Write out every record in full, exactly as written, please.

- _Records provided_
>>>>>

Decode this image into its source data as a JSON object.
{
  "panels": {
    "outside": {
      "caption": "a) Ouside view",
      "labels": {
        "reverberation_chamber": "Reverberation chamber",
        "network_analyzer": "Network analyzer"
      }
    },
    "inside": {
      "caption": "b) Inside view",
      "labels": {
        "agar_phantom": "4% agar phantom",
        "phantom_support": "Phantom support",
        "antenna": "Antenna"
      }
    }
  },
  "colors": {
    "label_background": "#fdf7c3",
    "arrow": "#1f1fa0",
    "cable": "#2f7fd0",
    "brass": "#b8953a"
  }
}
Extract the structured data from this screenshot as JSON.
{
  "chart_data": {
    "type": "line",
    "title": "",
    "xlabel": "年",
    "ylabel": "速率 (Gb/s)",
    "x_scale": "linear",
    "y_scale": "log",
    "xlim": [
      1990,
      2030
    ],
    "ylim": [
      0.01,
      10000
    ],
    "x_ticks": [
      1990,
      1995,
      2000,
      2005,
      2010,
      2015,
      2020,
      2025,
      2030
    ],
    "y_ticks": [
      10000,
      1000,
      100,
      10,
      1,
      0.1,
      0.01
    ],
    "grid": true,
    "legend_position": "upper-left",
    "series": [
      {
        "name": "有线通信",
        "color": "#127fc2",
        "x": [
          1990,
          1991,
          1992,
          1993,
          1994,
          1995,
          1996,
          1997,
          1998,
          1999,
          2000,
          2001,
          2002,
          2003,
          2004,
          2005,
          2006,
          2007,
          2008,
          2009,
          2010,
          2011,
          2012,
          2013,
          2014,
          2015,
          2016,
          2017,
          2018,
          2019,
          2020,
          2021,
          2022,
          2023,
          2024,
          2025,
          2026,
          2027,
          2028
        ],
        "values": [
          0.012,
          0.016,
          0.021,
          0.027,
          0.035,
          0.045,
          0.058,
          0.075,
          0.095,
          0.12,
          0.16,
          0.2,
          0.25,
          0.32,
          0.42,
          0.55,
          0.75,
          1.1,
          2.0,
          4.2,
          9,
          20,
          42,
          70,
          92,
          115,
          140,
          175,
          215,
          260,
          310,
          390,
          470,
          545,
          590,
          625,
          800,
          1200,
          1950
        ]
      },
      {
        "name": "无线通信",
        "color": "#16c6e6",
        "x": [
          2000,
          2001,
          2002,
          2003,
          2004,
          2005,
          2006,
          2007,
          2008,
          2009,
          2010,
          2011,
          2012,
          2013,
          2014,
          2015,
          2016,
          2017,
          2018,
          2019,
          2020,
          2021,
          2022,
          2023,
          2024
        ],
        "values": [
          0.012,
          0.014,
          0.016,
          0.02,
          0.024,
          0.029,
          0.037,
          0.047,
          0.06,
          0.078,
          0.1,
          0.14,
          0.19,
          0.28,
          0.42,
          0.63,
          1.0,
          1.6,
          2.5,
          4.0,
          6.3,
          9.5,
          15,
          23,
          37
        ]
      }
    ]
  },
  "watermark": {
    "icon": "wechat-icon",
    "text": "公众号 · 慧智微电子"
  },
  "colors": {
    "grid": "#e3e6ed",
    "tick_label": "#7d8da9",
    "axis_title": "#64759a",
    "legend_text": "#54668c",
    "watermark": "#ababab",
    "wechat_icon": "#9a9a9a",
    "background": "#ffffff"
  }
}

<<<<<

- _The result_
Decode this image into its source data as a JSON object.
{
  "panels": {
    "outside": {
      "caption": "a) Ouside view",
      "labels": {
        "reverberation_chamber": "Reverberation chamber",
        "network_analyzer": "Network analyzer"
      }
    },
    "inside": {
      "caption": "b) Inside view",
      "labels": {
        "agar_phantom": "4% agar phantom",
        "phantom_support": "Phantom support",
        "antenna": "Antenna"
      }
    }
  },
  "colors": {
    "label_background": "#fdf7c3",
    "arrow": "#1f1fa0",
    "cable": "#2f7fd0",
    "brass": "#b8953a"
  }
}
Extract the structured data from this screenshot as JSON.
{
  "chart_data": {
    "type": "line",
    "title": "",
    "xlabel": "年",
    "ylabel": "速率 (Gb/s)",
    "x_scale": "linear",
    "y_scale": "log",
    "xlim": [
      1990,
      2030
    ],
    "ylim": [
      0.01,
      10000
    ],
    "x_ticks": [
      1990,
      1995,
      2000,
      2005,
      2010,
      2015,
      2020,
      2025,
      2030
    ],
    "y_ticks": [
      10000,
      1000,
      100,
      10,
      1,
      0.1,
      0.01
    ],
    "grid": true,
    "legend_position": "upper-left",
    "series": [
      {
        "name": "有线通信",
        "color": "#127fc2",
        "x": [
          1990,
          1991,
          1992,
          1993,
          1994,
          1995,
          1996,
          1997,
          1998,
          1999,
          2000,
          2001,
          2002,
          2003,
          2004,
          2005,
          2006,
          2007,
          2008,
          2009,
          2010,
          2011,
          2012,
          2013,
          2014,
          2015,
          2016,
          2017,
          2018,
          2019,
          2020,
          2021,
          2022,
          2023,
          2024,
          2025,
          2026,
          2027,
          2028
        ],
        "values": [
          0.012,
          0.016,
          0.021,
          0.027,
          0.035,
          0.045,
          0.058,
          0.075,
          0.095,
          0.12,
          0.16,
          0.2,
          0.25,
          0.32,
          0.42,
          0.55,
          0.75,
          1.1,
          2.0,
          4.2,
          9,
          20,
          42,
          70,
          92,
          115,
          140,
          175,
          215,
          260,
          310,
          390,
          470,
          545,
          590,
          625,
          800,
          1200,
          1950
        ]
      },
      {
        "name": "无线通信",
        "color": "#16c6e6",
        "x": [
          2000,
          2001,
          2002,
          2003,
          2004,
          2005,
          2006,
          2007,
          2008,
          2009,
          2010,
          2011,
          2012,
          2013,
          2014,
          2015,
          2016,
          2017,
          2018,
          2019,
          2020,
          2021,
          2022,
          2023,
          2024
        ],
        "values": [
          0.012,
          0.014,
          0.016,
          0.02,
          0.024,
          0.029,
          0.037,
          0.047,
          0.06,
          0.078,
          0.1,
          0.14,
          0.19,
          0.28,
          0.42,
          0.63,
          1.0,
          1.6,
          2.5,
          4.0,
          6.3,
          9.5,
          15,
          23,
          37
        ]
      }
    ]
  },
  "watermark": {
    "icon": "wechat-icon",
    "text": "公众号 · 慧智微电子"
  },
  "colors": {
    "grid": "#e3e6ed",
    "tick_label": "#7d8da9",
    "axis_title": "#64759a",
    "legend_text": "#54668c",
    "watermark": "#ababab",
    "wechat_icon": "#9a9a9a",
    "background": "#ffffff"
  }
}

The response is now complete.